**THE PROBLEM:** Write down each entry again, exactly as it reads.
## Begin SOURCE DATA
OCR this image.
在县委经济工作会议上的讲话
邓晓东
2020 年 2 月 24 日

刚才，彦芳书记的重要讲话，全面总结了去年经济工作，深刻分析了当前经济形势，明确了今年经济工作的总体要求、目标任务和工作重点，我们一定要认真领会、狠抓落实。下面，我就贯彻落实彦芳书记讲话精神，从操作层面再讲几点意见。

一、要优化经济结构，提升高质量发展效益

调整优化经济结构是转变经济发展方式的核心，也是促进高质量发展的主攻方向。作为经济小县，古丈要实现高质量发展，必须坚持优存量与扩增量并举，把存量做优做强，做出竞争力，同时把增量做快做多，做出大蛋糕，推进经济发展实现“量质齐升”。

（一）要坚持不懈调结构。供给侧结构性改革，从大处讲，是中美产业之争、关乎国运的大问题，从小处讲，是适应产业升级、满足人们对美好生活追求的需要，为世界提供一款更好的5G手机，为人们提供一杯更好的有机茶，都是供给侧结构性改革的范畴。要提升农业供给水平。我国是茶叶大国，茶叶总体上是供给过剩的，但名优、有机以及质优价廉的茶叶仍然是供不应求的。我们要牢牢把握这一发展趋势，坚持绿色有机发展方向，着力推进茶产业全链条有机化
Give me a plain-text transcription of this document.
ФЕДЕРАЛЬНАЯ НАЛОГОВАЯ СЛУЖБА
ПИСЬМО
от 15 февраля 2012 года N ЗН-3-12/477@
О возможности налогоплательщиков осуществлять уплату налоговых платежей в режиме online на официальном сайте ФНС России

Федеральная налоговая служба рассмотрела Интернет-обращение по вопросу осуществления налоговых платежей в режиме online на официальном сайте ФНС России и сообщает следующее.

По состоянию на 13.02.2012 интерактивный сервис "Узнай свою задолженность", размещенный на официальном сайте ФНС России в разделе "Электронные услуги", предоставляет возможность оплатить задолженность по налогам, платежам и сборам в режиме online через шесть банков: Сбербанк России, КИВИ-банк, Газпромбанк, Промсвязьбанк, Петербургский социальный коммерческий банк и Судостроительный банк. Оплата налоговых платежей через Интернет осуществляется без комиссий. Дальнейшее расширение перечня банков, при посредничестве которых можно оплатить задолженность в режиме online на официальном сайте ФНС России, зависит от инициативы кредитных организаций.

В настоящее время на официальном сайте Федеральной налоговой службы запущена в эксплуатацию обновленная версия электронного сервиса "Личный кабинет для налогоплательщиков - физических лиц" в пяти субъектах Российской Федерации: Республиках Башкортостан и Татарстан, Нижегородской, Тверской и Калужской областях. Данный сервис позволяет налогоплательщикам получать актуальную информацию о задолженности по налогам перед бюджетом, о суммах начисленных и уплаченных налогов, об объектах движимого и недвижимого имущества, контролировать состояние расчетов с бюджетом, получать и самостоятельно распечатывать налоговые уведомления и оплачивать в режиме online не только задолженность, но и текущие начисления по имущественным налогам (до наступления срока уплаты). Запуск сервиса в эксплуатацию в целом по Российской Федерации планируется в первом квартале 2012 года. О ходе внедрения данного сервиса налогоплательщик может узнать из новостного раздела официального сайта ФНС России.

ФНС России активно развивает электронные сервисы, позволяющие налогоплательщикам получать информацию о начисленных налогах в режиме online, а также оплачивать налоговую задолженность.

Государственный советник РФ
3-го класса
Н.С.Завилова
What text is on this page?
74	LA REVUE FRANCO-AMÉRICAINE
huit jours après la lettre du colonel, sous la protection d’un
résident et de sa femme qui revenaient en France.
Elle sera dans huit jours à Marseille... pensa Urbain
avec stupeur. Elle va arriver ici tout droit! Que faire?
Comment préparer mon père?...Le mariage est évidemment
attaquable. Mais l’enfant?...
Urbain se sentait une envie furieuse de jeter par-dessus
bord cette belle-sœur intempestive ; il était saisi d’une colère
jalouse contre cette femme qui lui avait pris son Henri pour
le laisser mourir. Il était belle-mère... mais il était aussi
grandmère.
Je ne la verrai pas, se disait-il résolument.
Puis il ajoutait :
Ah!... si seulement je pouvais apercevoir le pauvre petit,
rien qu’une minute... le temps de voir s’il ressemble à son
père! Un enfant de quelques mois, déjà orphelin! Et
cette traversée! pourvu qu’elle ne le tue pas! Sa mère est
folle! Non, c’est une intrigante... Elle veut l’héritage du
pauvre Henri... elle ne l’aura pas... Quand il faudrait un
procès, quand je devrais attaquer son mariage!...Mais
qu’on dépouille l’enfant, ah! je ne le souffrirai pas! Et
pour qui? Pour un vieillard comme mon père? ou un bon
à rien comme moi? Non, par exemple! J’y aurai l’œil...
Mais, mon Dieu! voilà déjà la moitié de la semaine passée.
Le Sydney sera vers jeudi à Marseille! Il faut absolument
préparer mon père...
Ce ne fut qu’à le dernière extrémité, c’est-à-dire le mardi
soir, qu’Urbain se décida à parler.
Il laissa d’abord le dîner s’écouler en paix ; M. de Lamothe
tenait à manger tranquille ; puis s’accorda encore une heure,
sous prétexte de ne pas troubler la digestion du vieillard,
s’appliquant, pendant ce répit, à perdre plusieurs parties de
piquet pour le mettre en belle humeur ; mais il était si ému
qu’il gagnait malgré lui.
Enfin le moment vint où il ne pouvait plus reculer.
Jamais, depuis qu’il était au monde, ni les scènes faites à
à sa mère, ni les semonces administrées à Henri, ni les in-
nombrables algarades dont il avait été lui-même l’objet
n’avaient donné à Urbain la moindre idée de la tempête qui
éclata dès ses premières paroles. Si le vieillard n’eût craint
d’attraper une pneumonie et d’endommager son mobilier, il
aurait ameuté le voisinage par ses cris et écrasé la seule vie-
## End SOURCE DATA
**WRITTEN SOLUTION:**
OCR this image.
在县委经济工作会议上的讲话
邓晓东
2020 年 2 月 24 日

刚才，彦芳书记的重要讲话，全面总结了去年经济工作，深刻分析了当前经济形势，明确了今年经济工作的总体要求、目标任务和工作重点，我们一定要认真领会、狠抓落实。下面，我就贯彻落实彦芳书记讲话精神，从操作层面再讲几点意见。

一、要优化经济结构，提升高质量发展效益

调整优化经济结构是转变经济发展方式的核心，也是促进高质量发展的主攻方向。作为经济小县，古丈要实现高质量发展，必须坚持优存量与扩增量并举，把存量做优做强，做出竞争力，同时把增量做快做多，做出大蛋糕，推进经济发展实现“量质齐升”。

（一）要坚持不懈调结构。供给侧结构性改革，从大处讲，是中美产业之争、关乎国运的大问题，从小处讲，是适应产业升级、满足人们对美好生活追求的需要，为世界提供一款更好的5G手机，为人们提供一杯更好的有机茶，都是供给侧结构性改革的范畴。要提升农业供给水平。我国是茶叶大国，茶叶总体上是供给过剩的，但名优、有机以及质优价廉的茶叶仍然是供不应求的。我们要牢牢把握这一发展趋势，坚持绿色有机发展方向，着力推进茶产业全链条有机化
Give me a plain-text transcription of this document.
ФЕДЕРАЛЬНАЯ НАЛОГОВАЯ СЛУЖБА
ПИСЬМО
от 15 февраля 2012 года N ЗН-3-12/477@
О возможности налогоплательщиков осуществлять уплату налоговых платежей в режиме online на официальном сайте ФНС России

Федеральная налоговая служба рассмотрела Интернет-обращение по вопросу осуществления налоговых платежей в режиме online на официальном сайте ФНС России и сообщает следующее.

По состоянию на 13.02.2012 интерактивный сервис "Узнай свою задолженность", размещенный на официальном сайте ФНС России в разделе "Электронные услуги", предоставляет возможность оплатить задолженность по налогам, платежам и сборам в режиме online через шесть банков: Сбербанк России, КИВИ-банк, Газпромбанк, Промсвязьбанк, Петербургский социальный коммерческий банк и Судостроительный банк. Оплата налоговых платежей через Интернет осуществляется без комиссий. Дальнейшее расширение перечня банков, при посредничестве которых можно оплатить задолженность в режиме online на официальном сайте ФНС России, зависит от инициативы кредитных организаций.

В настоящее время на официальном сайте Федеральной налоговой службы запущена в эксплуатацию обновленная версия электронного сервиса "Личный кабинет для налогоплательщиков - физических лиц" в пяти субъектах Российской Федерации: Республиках Башкортостан и Татарстан, Нижегородской, Тверской и Калужской областях. Данный сервис позволяет налогоплательщикам получать актуальную информацию о задолженности по налогам перед бюджетом, о суммах начисленных и уплаченных налогов, об объектах движимого и недвижимого имущества, контролировать состояние расчетов с бюджетом, получать и самостоятельно распечатывать налоговые уведомления и оплачивать в режиме online не только задолженность, но и текущие начисления по имущественным налогам (до наступления срока уплаты). Запуск сервиса в эксплуатацию в целом по Российской Федерации планируется в первом квартале 2012 года. О ходе внедрения данного сервиса налогоплательщик может узнать из новостного раздела официального сайта ФНС России.

ФНС России активно развивает электронные сервисы, позволяющие налогоплательщикам получать информацию о начисленных налогах в режиме online, а также оплачивать налоговую задолженность.

Государственный советник РФ
3-го класса
Н.С.Завилова
What text is on this page?
74	LA REVUE FRANCO-AMÉRICAINE
huit jours après la lettre du colonel, sous la protection d’un
résident et de sa femme qui revenaient en France.
Elle sera dans huit jours à Marseille... pensa Urbain
avec stupeur. Elle va arriver ici tout droit! Que faire?
Comment préparer mon père?...Le mariage est évidemment
attaquable. Mais l’enfant?...
Urbain se sentait une envie furieuse de jeter par-dessus
bord cette belle-sœur intempestive ; il était saisi d’une colère
jalouse contre cette femme qui lui avait pris son Henri pour
le laisser mourir. Il était belle-mère... mais il était aussi
grandmère.
Je ne la verrai pas, se disait-il résolument.
Puis il ajoutait :
Ah!... si seulement je pouvais apercevoir le pauvre petit,
rien qu’une minute... le temps de voir s’il ressemble à son
père! Un enfant de quelques mois, déjà orphelin! Et
cette traversée! pourvu qu’elle ne le tue pas! Sa mère est
folle! Non, c’est une intrigante... Elle veut l’héritage du
pauvre Henri... elle ne l’aura pas... Quand il faudrait un
procès, quand je devrais attaquer son mariage!...Mais
qu’on dépouille l’enfant, ah! je ne le souffrirai pas! Et
pour qui? Pour un vieillard comme mon père? ou un bon
à rien comme moi? Non, par exemple! J’y aurai l’œil...
Mais, mon Dieu! voilà déjà la moitié de la semaine passée.
Le Sydney sera vers jeudi à Marseille! Il faut absolument
préparer mon père...
Ce ne fut qu’à le dernière extrémité, c’est-à-dire le mardi
soir, qu’Urbain se décida à parler.
Il laissa d’abord le dîner s’écouler en paix ; M. de Lamothe
tenait à manger tranquille ; puis s’accorda encore une heure,
sous prétexte de ne pas troubler la digestion du vieillard,
s’appliquant, pendant ce répit, à perdre plusieurs parties de
piquet pour le mettre en belle humeur ; mais il était si ému
qu’il gagnait malgré lui.
Enfin le moment vint où il ne pouvait plus reculer.
Jamais, depuis qu’il était au monde, ni les scènes faites à
à sa mère, ni les semonces administrées à Henri, ni les in-
nombrables algarades dont il avait été lui-même l’objet
n’avaient donné à Urbain la moindre idée de la tempête qui
éclata dès ses premières paroles. Si le vieillard n’eût craint
d’attraper une pneumonie et d’endommager son mobilier, il
aurait ameuté le voisinage par ses cris et écrasé la seule vie-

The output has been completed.